**WHAT IS EXPECTED:**
Among the records below, find each line that includes the string "Marital" and copy it.
● ● ●
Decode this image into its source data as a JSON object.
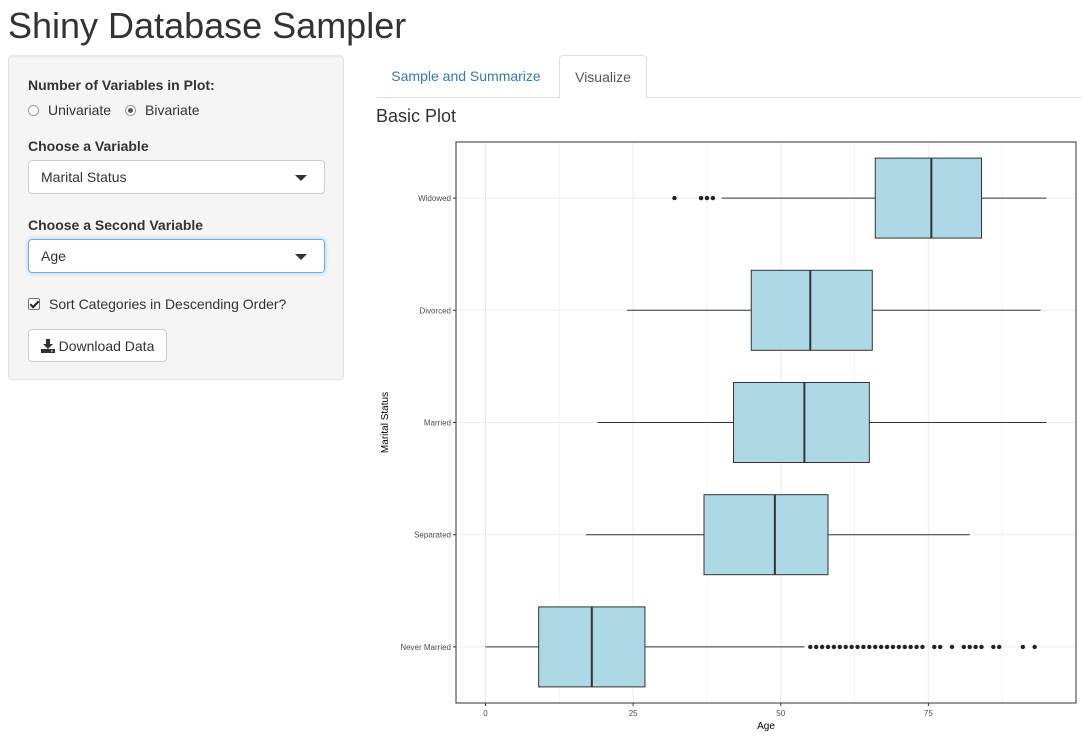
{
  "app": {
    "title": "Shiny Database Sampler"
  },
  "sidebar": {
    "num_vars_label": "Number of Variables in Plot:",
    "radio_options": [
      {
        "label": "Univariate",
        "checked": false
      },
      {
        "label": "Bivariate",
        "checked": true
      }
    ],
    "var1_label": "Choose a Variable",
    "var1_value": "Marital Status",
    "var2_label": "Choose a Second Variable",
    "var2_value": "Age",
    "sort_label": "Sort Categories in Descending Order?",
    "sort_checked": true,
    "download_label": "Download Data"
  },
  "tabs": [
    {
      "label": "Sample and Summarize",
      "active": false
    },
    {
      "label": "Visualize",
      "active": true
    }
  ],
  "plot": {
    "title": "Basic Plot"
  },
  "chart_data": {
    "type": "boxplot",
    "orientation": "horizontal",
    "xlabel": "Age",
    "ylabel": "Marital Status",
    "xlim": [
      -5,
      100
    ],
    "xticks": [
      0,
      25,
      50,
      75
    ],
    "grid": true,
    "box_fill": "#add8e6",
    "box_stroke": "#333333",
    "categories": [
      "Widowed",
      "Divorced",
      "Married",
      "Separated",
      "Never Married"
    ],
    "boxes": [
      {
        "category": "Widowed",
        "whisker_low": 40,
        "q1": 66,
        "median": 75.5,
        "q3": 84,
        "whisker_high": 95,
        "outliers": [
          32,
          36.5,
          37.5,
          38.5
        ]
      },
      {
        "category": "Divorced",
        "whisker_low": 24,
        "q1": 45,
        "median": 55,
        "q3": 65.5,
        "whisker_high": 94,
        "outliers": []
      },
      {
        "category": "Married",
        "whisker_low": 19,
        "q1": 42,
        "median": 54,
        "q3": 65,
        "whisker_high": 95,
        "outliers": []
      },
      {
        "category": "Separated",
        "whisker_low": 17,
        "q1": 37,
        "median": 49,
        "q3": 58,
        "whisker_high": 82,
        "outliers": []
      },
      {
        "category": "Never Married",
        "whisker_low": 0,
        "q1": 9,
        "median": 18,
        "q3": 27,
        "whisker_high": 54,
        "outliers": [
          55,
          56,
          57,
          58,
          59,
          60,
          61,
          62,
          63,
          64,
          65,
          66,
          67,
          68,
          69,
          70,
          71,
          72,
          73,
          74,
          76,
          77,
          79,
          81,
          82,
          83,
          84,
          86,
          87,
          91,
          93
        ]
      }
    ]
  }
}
● ● ●
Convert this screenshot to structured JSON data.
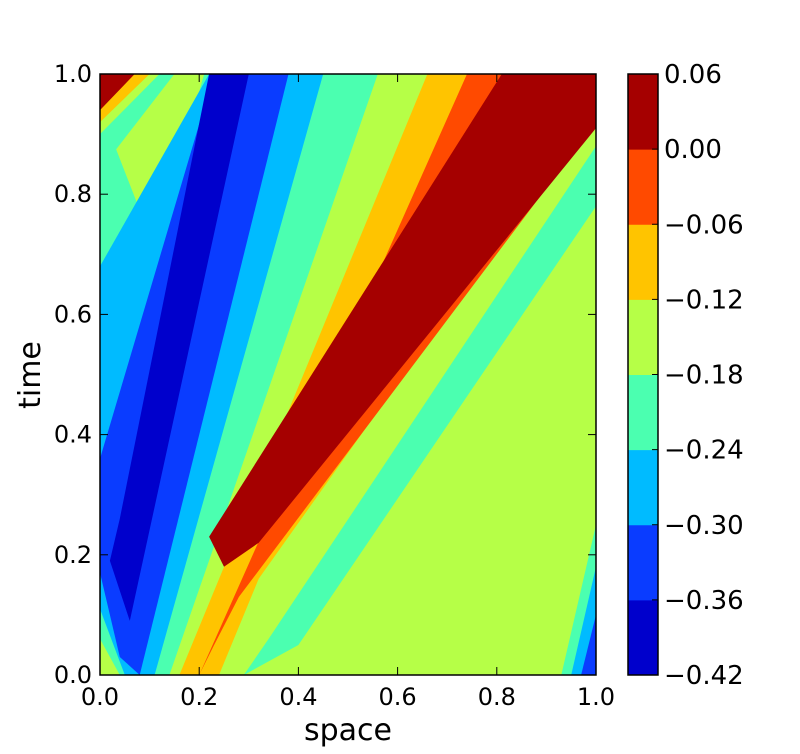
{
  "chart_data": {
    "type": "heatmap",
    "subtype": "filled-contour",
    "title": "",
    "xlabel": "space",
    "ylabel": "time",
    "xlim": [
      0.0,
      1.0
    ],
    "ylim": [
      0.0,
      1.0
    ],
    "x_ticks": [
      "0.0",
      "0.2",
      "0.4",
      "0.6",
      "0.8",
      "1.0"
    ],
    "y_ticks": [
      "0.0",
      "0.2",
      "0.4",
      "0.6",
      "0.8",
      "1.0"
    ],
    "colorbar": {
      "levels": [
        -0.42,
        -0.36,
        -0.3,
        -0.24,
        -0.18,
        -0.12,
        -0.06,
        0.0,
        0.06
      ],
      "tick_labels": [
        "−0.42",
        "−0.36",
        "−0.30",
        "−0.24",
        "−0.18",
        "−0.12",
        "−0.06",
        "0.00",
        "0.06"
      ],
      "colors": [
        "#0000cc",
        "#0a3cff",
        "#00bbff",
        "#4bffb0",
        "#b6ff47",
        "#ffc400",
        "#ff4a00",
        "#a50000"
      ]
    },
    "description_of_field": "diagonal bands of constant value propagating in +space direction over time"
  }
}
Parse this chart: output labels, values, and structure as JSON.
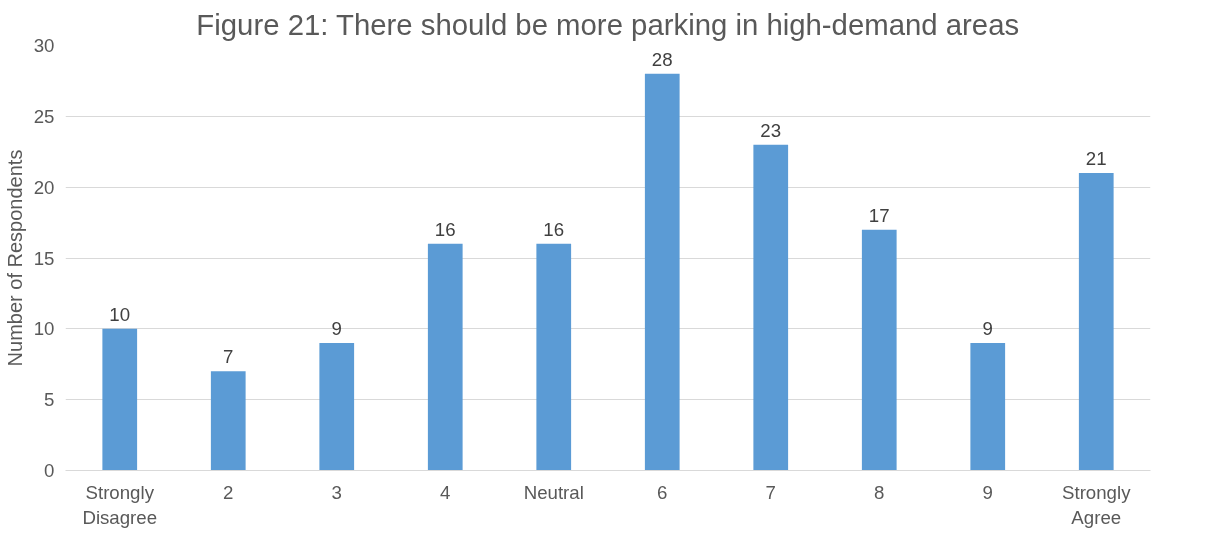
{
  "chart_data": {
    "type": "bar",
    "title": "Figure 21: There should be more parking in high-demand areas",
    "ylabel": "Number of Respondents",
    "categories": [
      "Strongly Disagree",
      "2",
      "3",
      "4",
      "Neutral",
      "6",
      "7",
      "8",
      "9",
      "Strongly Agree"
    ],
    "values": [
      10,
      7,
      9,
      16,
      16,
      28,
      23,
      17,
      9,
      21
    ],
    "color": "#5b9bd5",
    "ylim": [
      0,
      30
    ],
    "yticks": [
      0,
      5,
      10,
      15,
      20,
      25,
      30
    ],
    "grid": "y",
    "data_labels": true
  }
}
● ● ●
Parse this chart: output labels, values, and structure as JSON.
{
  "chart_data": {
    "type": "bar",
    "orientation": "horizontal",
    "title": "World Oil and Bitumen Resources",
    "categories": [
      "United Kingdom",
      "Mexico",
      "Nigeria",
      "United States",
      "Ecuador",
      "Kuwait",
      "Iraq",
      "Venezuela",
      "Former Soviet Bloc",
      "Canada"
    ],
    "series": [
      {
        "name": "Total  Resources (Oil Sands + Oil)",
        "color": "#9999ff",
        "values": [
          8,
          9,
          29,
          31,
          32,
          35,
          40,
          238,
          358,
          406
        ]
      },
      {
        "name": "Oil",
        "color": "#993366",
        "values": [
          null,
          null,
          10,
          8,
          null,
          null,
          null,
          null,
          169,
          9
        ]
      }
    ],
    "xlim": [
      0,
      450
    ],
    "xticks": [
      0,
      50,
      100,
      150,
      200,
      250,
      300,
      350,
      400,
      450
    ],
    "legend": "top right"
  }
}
● ● ●
**RESULT OF THIS EXERCISE:**
    "var1_value": "Marital Status",
    "ylabel": "Marital Status",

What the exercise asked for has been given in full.